Orden de trabajo
Reproduce tal cual un fragmento del texto sobre el Estatuto Antiterrorista que aparece más abajo. Comienza en las palabras "Pero ¿estamos ante" y detente después de "a su concepción.".

Colombia no es la excepción. Mientras más actos terroristas comentan los grupos armados, más justificaciones tendrá el Estado para restringir derechos y con mayor docilidad cederá la opinión pública a este recorte a las libertades.
Pero ¿estamos ante un dilema real? Los críticos del Estatuto Antiterrorista -inspirado en el mal menor- le encuentran por lo menos cuatro problemas graves a su concepción.
El primer argumento es que las legislaciones excepcionales no han demostrado ser eficaces para luchar contra el terrorismo y, en cambio, han terminado aplicándoseles a los ciudadanos que incurren en delitos diferentes al terrorismo o incluso a ciudadanos inocentes. «Eso ha ocurrido en Colombia desde 1986 con el estatuto contra los estupefacientes y después con el estatuto para la defensa de la justicia. Los grandes capos se acogieron a la justicia y los estatutos se le aplicaron al ciudadano de a pie», dice el jurista Alejandro Aponte.
El segundo problema al que se enfrentan las legislaciones antiterroristas en el mundo es que no han logrado definir quién es el enemigo. Nadie sabe, por ejemplo, quiénes son los prisioneros de Guantánamo, ni si son efectivamente miembros de Al Qaeda. El temor a que el rigor de las medidas de excepción se convierta en un arma de persecución política e ideológica no es infundado. Las dictaduras del Cono Sur en los años 70 se valieron justamente de este vago concepto de enemigo para aplicar toda la violencia del Estado contra cualquier disidente.
El tercer aspecto crítico son los controles que una legislación especial antiterrorista demanda. Ignatieff dice que si la sociedad otorga más poderes debe así mismo reclamar mayores controles. En concreto, que las cortes, el congreso y la prensa deben jugar un papel esencial en la denuncia de posibles abusos. A su juicio, debe haber mucha información sobre la guerra y no tanto secreto, como ocurrió con las cárceles de Irak y Guantánamo. En el caso colombiano, el Estatuto Antiterrorista está concebido con muchos controles. Pero la idea de Ignatieff de que las instituciones democráticas velen para que no se comentan excesos es duramente rebatida por el constitucionalista colombiano Rodolfo Arango: «Tales garantías resultan superfluas cuando se ha aceptado que contra el terrorismo es necesario violar los derechos fundamentales».

[Entradas del conjunto de datos]
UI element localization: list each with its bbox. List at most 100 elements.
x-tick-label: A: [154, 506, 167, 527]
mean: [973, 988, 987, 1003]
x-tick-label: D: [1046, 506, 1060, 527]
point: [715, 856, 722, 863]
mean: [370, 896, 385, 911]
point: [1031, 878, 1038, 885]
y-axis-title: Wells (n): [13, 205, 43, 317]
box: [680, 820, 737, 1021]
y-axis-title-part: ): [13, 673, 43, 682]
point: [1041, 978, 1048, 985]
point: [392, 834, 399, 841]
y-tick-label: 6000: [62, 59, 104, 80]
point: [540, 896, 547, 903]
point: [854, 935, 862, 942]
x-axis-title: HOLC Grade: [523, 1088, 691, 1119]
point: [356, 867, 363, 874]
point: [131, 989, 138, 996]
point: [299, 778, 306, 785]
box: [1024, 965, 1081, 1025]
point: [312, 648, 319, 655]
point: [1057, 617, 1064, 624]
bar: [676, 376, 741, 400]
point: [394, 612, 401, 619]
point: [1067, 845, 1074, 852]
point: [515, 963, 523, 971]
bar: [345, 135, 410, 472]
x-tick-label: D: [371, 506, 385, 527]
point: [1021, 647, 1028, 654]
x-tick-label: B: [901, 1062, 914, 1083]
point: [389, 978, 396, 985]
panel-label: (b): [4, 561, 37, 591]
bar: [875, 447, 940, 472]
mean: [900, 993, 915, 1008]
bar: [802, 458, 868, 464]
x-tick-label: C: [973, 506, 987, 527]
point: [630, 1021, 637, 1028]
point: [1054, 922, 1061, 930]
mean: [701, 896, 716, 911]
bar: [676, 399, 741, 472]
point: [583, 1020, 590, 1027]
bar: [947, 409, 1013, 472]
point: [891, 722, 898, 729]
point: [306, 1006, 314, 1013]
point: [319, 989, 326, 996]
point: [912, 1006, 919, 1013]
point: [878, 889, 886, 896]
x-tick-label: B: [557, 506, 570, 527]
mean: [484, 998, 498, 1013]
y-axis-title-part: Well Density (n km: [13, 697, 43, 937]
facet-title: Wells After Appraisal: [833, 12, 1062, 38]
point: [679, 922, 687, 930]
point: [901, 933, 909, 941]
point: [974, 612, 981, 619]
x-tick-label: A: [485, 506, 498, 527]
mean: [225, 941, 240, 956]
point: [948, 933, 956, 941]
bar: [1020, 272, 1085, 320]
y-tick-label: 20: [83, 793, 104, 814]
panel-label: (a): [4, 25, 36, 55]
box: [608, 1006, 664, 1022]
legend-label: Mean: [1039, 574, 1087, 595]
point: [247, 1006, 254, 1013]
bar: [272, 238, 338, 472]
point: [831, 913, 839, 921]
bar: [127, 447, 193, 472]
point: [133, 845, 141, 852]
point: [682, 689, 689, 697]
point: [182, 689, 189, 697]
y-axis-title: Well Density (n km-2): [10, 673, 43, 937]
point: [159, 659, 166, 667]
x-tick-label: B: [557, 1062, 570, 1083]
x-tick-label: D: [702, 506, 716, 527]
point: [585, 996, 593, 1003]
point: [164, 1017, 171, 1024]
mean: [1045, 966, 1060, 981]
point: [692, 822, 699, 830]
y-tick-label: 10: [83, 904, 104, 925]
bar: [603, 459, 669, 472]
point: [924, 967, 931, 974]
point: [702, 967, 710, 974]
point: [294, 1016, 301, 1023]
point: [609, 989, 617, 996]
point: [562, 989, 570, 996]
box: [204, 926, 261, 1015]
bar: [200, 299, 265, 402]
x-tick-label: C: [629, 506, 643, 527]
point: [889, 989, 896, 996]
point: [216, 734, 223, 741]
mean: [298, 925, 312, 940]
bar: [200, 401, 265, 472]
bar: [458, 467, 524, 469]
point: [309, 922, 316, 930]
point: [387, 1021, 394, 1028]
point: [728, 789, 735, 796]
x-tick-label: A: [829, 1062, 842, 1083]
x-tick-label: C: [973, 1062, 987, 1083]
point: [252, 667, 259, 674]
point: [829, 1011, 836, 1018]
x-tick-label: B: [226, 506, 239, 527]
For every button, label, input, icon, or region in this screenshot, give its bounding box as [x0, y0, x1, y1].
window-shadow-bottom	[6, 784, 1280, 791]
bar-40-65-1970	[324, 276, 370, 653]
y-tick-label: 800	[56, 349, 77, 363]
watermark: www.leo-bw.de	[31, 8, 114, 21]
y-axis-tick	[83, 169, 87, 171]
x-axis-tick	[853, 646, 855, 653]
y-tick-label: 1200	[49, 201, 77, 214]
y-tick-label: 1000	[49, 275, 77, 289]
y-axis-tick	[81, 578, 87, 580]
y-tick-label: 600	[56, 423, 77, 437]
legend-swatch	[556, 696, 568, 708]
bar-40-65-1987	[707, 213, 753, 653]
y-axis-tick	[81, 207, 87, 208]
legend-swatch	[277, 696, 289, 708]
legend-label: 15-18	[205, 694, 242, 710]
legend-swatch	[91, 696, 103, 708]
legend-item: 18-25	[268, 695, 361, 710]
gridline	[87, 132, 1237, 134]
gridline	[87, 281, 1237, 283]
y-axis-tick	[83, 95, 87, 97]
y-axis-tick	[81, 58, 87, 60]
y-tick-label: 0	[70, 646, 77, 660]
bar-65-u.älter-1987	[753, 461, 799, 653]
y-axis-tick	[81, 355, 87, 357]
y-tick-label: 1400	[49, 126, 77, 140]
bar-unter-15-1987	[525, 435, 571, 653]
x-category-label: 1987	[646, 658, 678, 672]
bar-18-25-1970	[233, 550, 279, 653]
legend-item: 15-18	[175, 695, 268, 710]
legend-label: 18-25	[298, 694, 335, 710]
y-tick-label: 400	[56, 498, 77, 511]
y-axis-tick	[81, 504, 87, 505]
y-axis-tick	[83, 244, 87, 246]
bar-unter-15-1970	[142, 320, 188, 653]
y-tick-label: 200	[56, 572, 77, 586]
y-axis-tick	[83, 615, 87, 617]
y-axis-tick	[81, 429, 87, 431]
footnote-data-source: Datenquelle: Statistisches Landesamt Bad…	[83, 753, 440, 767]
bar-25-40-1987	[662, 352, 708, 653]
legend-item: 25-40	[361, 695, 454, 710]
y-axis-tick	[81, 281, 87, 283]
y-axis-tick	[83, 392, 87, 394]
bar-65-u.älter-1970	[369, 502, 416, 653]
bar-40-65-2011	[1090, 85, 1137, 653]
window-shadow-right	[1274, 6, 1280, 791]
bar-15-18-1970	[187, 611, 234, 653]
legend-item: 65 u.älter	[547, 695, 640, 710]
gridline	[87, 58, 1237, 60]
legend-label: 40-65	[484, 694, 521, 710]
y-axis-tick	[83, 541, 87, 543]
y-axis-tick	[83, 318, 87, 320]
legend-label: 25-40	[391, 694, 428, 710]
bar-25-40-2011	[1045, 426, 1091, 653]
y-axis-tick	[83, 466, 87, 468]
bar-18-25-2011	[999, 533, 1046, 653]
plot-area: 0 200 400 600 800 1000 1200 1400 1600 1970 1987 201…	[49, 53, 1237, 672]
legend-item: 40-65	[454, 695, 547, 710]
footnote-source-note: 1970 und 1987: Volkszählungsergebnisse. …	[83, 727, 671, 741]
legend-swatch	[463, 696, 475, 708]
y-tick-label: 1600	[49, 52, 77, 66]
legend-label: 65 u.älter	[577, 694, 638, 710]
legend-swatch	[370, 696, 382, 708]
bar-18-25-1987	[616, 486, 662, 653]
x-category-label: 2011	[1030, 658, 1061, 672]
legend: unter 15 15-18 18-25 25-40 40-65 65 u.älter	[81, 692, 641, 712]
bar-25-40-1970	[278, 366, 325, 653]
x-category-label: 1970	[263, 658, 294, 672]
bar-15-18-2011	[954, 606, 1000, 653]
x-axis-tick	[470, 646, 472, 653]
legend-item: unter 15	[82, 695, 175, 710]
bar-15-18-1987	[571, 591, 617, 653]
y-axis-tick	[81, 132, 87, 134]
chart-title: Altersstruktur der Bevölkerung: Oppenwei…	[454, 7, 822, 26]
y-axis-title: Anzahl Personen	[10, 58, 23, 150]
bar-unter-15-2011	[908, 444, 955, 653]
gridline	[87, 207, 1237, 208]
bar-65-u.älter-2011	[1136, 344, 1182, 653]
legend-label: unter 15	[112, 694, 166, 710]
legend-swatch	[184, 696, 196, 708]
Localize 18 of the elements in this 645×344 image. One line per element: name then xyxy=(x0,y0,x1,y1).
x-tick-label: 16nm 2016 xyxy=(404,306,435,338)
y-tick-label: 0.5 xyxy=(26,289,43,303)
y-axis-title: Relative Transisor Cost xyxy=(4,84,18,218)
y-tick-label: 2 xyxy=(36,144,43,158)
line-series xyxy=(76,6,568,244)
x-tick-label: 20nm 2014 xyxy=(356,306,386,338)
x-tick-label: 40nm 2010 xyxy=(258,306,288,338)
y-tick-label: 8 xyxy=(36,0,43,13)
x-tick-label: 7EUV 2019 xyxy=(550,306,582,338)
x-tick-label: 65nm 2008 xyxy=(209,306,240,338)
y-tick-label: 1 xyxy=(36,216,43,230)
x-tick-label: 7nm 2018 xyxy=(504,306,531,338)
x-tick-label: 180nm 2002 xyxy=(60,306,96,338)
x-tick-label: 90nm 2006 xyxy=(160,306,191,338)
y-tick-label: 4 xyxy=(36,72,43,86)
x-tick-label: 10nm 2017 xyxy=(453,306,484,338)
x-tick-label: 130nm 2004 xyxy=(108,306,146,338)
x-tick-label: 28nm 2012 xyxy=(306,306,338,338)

Resultado obtenido
Pero ¿estamos ante un dilema real? Los críticos del Estatuto Antiterrorista -inspirado en el mal menor- le encuentran por lo menos cuatro problemas graves a su concepción.